▶ **EXERCISE AIM**
Extract, from the listing that follows, each line containing the word "jira".

▶ **RECORDS TO PROCESS**
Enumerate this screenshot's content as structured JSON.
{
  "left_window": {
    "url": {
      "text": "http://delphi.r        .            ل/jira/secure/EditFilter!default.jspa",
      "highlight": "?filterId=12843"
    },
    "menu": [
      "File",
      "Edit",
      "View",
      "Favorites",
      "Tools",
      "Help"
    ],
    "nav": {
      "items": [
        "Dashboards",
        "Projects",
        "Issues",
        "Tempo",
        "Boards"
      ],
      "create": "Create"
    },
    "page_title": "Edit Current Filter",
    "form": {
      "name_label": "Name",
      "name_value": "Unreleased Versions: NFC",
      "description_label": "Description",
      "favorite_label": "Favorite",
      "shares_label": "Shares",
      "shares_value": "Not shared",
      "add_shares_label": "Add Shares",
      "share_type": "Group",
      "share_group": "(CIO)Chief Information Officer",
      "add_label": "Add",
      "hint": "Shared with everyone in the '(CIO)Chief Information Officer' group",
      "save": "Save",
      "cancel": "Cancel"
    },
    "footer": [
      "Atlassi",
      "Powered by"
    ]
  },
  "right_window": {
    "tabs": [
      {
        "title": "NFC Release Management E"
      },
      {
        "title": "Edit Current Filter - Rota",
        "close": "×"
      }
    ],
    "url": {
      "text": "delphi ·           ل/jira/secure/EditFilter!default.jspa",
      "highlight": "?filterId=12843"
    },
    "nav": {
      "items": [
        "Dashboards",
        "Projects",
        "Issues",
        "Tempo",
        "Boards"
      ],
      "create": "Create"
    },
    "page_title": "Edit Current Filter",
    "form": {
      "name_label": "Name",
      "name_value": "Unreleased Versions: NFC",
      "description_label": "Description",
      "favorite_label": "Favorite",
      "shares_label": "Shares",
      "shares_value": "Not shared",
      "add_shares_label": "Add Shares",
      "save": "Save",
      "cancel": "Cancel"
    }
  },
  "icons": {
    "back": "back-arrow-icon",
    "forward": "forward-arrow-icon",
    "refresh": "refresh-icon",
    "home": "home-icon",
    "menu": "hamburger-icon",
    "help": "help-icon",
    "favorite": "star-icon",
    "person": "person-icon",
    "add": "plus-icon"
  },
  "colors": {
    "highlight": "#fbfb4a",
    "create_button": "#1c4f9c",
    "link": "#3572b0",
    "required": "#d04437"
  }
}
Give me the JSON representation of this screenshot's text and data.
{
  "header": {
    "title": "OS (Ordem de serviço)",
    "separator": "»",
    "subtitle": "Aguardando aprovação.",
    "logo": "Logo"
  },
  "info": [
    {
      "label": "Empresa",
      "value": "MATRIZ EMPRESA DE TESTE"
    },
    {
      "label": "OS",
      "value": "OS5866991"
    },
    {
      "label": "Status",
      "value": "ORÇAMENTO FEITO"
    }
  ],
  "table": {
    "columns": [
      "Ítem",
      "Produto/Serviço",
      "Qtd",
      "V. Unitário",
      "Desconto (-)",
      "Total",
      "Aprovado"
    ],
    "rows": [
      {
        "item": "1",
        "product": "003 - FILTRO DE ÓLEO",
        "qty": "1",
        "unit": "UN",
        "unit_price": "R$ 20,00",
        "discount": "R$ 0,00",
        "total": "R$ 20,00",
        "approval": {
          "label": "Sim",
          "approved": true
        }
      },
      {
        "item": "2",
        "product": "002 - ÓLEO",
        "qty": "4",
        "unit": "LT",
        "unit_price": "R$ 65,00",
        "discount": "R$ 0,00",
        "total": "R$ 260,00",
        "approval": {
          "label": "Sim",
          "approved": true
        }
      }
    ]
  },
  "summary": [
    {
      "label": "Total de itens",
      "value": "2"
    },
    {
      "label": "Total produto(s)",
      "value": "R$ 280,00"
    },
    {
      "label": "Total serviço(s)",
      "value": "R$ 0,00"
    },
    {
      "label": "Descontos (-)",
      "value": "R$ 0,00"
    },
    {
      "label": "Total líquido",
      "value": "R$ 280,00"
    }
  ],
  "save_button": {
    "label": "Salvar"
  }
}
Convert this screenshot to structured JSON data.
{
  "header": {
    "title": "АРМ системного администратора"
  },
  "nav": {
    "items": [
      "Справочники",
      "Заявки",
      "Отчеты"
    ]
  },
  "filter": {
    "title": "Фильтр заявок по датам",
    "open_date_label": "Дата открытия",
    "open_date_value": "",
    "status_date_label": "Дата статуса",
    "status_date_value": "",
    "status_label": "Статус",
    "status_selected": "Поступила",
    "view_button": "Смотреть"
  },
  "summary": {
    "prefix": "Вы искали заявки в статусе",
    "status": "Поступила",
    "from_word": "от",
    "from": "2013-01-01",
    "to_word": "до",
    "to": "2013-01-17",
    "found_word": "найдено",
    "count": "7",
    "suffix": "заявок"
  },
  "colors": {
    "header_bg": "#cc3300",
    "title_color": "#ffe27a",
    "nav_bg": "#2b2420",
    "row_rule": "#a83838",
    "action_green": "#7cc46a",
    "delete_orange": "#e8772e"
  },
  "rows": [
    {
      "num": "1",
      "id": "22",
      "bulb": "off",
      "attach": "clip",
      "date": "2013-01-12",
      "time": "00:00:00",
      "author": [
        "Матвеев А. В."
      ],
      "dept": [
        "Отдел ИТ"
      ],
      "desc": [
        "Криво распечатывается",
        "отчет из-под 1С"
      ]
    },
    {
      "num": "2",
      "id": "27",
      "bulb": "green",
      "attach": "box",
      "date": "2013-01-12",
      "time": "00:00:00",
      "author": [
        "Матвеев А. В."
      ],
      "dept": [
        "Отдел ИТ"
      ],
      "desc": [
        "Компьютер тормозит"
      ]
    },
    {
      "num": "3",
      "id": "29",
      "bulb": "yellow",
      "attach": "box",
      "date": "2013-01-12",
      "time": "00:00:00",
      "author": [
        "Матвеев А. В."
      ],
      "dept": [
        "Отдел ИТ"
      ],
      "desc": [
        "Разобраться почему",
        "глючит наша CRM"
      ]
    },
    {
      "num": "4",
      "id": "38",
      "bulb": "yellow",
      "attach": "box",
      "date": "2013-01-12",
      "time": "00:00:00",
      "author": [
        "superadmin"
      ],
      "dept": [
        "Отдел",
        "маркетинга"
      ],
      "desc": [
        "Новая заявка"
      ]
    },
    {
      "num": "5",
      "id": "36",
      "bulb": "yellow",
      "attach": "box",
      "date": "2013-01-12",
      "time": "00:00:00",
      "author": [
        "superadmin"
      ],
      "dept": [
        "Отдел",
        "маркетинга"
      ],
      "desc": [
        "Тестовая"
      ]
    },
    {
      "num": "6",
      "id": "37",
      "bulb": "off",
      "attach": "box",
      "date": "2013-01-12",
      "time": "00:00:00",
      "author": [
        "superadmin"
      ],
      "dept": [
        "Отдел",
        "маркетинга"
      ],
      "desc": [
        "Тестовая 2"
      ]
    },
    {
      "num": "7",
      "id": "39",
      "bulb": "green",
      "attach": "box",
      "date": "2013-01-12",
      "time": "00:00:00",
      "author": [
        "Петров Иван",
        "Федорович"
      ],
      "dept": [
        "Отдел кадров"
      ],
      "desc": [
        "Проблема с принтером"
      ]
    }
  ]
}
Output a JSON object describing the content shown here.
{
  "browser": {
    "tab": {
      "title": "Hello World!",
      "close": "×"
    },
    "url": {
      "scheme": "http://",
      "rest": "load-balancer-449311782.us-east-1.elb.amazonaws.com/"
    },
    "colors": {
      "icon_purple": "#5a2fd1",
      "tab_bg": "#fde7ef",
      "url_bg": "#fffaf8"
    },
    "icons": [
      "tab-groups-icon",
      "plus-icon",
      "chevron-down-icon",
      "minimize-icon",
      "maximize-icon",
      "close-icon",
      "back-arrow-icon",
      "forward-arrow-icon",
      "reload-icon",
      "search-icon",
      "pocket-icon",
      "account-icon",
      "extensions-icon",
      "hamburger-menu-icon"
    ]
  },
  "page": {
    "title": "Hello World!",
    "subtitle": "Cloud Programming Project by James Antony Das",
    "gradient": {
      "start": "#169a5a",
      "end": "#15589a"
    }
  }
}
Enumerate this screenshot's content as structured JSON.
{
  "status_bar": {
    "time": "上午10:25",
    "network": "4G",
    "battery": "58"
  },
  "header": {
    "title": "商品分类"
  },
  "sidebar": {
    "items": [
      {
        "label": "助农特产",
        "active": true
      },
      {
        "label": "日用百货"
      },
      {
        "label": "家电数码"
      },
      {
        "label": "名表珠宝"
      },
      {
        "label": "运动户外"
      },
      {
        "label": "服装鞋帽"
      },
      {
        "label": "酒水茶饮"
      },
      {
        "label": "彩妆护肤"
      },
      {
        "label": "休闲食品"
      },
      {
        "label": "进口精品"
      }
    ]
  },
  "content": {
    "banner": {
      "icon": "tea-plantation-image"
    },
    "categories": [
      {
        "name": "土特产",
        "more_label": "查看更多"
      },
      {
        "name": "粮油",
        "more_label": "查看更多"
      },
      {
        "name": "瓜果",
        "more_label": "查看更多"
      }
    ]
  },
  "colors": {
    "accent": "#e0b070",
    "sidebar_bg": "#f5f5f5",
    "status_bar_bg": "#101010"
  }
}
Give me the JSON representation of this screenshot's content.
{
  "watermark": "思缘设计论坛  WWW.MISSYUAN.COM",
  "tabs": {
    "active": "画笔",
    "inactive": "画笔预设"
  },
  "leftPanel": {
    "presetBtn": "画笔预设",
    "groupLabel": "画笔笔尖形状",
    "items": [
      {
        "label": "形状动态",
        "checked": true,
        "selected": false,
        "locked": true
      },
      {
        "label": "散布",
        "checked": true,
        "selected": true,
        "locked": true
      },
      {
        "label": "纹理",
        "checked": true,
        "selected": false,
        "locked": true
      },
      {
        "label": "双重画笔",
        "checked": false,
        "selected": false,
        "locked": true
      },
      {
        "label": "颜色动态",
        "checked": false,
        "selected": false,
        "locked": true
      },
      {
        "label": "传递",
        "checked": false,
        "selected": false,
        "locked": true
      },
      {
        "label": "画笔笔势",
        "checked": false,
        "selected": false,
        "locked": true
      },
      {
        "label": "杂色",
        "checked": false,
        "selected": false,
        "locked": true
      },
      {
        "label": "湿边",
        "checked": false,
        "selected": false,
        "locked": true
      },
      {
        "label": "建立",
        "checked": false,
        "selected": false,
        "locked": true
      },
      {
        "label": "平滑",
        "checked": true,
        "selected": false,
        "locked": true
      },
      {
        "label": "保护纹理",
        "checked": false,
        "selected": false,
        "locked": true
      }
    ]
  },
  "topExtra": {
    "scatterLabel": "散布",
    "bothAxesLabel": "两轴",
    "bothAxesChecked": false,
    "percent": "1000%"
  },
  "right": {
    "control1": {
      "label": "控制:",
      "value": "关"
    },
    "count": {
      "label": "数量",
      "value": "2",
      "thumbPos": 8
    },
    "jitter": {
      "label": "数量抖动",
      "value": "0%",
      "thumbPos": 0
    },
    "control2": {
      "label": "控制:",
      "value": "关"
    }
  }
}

▶ **FULL SOLUTION**
      "text": "http://delphi.r        .            ل/jira/secure/EditFilter!default.jspa",
      "text": "delphi ·           ل/jira/secure/EditFilter!default.jspa",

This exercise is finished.